Lammers : Je ne sais pas ce que j’aurais fait. C’est facile de parler mais il faut encore passer à l’acte. Ça fait 30 ans que l’Irlande essaye mais elle ne parvient pas à dépasser la Belgique. La progression de l’équipe féminine belge est gigantesque. D’autres pays, comme la France, voudraient en faire autant mais ils n’y arrivent pas.

Kina : Nous sommes douzièmes au classement mondial mais le plus important est de continuer à progresser calmement. Une structure a été mise en place à partir des U15. Elle permet aux meilleures jeunes de suivre la filière mais il y a encore des trous dans la pyramide et il faudra encore quelques années pour les résorber. Chez les garçons, toutes les catégories (U16, U18,…) affichent complet. L’idéal serait que les filles ne soient internationales A qu’à partir de 18 ou 19 ans mais ici, j’ai déjà dû en sélectionner deux de 16 ans. C’était le cas chez les messieurs avant aussi mais aujourd’hui, c’est impensable.

Lammers : Ce n’est pas toujours une question d’argent. C’est vrai qu’aux Pays-Bas, les budgets sont plus importants mais la Belgique est peut-être meilleure dans d’autres domaines. La passion et l’imagination permettent de résoudre beaucoup de choses et de tenter de faire mieux que la concurrence.

 » Depuis 2005, tout va très vite  »

Kina : La dernière fois que nous avons pris part à une Coupe du monde avec l’équipe masculine, en 2002 à Kuala Lumpur, nous n’avions même personne pour analyser les images vidéo et nous filmions les matches avec une petite caméra. A partir de 2005, lorsque MarcCoudron est devenu président de la fédération et qu’il a fait appel à Bert Wentink, tout est allé très vite. Marc, qui détient le record de sélections en équipe nationale, a connu les moins bons moments de l’équipe nationale. Son expérience et son intelligence lui ont permis d’initier les changements.

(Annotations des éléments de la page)
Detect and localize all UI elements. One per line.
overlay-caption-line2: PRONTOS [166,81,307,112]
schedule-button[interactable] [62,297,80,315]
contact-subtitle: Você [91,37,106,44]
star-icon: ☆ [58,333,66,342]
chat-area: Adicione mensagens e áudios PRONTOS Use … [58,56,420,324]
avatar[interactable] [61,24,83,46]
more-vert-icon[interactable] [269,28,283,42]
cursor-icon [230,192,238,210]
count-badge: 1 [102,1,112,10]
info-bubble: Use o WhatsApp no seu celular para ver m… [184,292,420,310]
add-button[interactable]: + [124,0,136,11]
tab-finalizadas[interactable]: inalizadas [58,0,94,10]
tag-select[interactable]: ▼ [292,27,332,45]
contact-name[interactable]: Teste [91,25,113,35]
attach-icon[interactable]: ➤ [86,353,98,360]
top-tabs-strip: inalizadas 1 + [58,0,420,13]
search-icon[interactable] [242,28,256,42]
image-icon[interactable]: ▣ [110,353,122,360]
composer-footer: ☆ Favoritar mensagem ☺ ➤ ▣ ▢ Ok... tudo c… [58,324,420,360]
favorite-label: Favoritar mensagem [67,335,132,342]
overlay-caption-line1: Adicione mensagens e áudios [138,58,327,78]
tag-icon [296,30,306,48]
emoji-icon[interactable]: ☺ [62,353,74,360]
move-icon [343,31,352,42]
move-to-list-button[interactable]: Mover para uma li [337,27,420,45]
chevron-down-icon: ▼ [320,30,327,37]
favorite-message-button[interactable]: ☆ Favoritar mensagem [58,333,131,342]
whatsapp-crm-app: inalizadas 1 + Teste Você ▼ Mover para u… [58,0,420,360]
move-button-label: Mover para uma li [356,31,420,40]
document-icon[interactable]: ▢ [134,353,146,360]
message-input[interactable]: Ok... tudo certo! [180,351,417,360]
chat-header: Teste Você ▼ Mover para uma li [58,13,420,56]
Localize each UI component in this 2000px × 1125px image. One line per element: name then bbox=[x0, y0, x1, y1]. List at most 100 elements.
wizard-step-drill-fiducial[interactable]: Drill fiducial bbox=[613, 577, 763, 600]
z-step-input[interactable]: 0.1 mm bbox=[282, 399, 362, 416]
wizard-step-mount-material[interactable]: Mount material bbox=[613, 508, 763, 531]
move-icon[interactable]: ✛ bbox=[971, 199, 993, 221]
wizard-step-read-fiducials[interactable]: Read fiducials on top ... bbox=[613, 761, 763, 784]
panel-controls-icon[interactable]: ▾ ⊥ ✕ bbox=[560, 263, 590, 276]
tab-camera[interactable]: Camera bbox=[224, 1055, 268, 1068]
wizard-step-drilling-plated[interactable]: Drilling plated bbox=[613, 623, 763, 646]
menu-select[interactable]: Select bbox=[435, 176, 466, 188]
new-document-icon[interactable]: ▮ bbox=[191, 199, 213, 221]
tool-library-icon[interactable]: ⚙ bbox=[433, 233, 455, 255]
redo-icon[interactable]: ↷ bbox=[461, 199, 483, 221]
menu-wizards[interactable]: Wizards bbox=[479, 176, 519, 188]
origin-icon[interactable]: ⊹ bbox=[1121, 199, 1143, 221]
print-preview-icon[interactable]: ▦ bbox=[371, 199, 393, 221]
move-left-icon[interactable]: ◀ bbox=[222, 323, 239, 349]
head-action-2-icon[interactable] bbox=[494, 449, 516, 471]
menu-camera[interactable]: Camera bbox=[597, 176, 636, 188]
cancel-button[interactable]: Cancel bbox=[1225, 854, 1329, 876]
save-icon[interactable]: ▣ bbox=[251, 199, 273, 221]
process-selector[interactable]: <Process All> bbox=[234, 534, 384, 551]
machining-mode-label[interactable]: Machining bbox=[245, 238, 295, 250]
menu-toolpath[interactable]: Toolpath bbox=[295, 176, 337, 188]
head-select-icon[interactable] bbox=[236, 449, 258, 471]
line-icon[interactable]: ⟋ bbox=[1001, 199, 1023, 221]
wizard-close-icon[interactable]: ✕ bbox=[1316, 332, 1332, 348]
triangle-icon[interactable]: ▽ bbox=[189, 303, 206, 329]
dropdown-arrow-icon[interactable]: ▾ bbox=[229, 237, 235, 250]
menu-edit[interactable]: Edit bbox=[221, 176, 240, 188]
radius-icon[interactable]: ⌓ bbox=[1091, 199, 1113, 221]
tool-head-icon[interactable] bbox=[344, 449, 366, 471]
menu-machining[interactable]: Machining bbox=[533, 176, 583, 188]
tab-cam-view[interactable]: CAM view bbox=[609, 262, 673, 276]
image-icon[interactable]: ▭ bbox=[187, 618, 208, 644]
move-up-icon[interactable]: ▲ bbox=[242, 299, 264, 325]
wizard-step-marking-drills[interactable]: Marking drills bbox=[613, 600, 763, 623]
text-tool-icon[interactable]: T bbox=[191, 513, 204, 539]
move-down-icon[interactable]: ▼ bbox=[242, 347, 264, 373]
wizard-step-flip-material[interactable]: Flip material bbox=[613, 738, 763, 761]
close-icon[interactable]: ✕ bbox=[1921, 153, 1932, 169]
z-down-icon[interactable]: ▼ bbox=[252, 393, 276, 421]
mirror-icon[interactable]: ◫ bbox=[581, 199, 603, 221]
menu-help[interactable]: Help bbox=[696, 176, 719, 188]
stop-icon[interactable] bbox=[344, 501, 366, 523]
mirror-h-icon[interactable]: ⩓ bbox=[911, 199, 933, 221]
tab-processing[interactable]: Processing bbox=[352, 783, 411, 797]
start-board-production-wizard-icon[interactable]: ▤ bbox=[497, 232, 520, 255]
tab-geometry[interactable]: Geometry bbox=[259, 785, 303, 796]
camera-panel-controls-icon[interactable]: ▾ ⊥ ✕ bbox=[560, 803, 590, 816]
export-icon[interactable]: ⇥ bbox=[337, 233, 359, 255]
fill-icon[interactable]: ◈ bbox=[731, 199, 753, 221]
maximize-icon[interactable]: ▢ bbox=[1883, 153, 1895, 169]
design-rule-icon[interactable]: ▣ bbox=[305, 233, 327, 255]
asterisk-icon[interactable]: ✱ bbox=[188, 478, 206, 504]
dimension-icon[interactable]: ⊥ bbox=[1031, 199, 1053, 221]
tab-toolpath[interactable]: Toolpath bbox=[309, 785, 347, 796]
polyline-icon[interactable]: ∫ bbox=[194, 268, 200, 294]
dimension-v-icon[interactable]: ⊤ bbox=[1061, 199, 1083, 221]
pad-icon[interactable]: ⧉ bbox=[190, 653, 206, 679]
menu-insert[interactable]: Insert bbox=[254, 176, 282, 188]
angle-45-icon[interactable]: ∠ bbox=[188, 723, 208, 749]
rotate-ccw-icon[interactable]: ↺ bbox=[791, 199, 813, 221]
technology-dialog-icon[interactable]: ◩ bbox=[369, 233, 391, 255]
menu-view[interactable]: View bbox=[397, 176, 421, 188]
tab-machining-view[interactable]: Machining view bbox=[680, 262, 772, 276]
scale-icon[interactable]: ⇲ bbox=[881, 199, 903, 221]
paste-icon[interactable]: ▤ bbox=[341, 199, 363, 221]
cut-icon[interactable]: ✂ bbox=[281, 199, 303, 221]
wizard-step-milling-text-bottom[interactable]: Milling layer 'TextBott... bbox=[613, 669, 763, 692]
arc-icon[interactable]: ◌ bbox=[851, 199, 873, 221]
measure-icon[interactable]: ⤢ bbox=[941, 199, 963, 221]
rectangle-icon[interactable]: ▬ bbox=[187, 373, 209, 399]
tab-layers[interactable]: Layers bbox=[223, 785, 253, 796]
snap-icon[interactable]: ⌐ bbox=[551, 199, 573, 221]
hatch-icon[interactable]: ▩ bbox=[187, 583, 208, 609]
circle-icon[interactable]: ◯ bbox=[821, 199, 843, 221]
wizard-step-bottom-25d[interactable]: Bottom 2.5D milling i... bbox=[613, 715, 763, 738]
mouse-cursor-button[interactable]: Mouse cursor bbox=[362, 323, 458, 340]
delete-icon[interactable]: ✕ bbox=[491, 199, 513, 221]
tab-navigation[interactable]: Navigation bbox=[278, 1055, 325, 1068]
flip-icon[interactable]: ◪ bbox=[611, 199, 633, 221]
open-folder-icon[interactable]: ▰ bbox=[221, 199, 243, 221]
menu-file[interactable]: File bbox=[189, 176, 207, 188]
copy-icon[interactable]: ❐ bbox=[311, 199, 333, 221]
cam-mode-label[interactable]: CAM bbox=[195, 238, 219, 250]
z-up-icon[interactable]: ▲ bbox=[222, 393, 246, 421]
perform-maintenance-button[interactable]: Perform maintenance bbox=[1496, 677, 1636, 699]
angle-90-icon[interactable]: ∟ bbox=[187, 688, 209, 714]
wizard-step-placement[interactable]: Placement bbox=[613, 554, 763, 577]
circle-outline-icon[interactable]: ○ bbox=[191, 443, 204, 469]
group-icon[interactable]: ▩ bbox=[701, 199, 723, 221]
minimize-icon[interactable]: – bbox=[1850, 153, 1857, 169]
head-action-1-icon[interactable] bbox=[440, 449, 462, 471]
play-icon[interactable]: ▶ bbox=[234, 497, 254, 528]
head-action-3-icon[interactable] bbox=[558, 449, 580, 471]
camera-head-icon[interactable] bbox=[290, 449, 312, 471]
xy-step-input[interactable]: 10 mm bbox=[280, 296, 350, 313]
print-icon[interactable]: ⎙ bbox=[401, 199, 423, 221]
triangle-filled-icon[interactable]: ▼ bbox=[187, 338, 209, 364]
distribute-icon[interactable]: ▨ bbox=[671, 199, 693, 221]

### Consigne
Rédigez la suite de l'entretien sur les équipes nationales belges, à partir de sa dernière phrase. Les enregistrements n'ont aucun lien avec l'entretien.

### Réponse rédigée
Lammers : D’autant qu’il avait constaté que les autres pays, eux, se professionnalisaient.

Kina : Mon noyau est encore trop étroit, certaines filles sont irremplaçables. Marc, lui, a le choix et peut remplacer un joueur si celui-ci n’est pas en forme. C’est un luxe. Moi, je dois composer. La fédération le sait mais il n’y a personne. Chaque année, j’accueille des filles qui jouent bien mais qui n’ont pas d’expérience. Je ne peux pas aligner 10 gamines de 16 ans, hein. Mais avec la structure que nous mettons en place, je tiendrai un autre discours dans quatre ou cinq ans.

En 1988, les Pays-Bas ont décidé de retirer les huit meilleurs hockeyeurs de leur championnat afin qu’ils puissent s’entraîner ensemble toute l’année. Huit ans plus tard, à Atlanta, ils étaient champions olympiques. Le hockey belge ne devrait-il pas suivre cet exemple afin de franchir un palier supplémentaire ?

Lammers : Je ne crois pas dans ce système car ce qui fait la force de la Belgique et des Pays-Bas, c’est justement leurs championnats. Il faut donc garder les deux, même si la communication entre les entraîneurs de clubs et le sélectionneur national pourrait être meilleure, ce qui permettrait de s’entraîner plus intelligemment. Cela profiterait à la fois aux clubs et à l’équipe nationale. Si on retire les meilleurs joueurs du championnat, on se coupe de la base.

Kina : Je ne suis pas partisan du système non plus. Il y a deux ans, nous avons entamé des réunions entre la fédération et les clubs, ce qui a permis à ceux-ci de travailler de façon plus professionnelle.

 » Nos dames manquent d’expérience  »

Lammers : Si on retire les internationaux du championnat, les jeunes n’auront plus l’occasion de s’entraîner avec les meilleurs. Ici, en équipe nationale, ils apprennent à s’entraîner à un rythme plus élevé et retransmettent cela aux jeunes de leur club. Il est important que nos meilleurs joueurs restent en Belgique car, à terme, cela rendra les clubs et les jeunes plus forts. Nous ne pouvons empêcher personne d’aller aux Pays-Bas mais je préférerais qu’ils restent en Belgique, afin que le championnat belge conserve son niveau. S’ils n’y en a que deux ou trois qui partent, ce n’est pas très grave mais il n’en faudrait pas dix.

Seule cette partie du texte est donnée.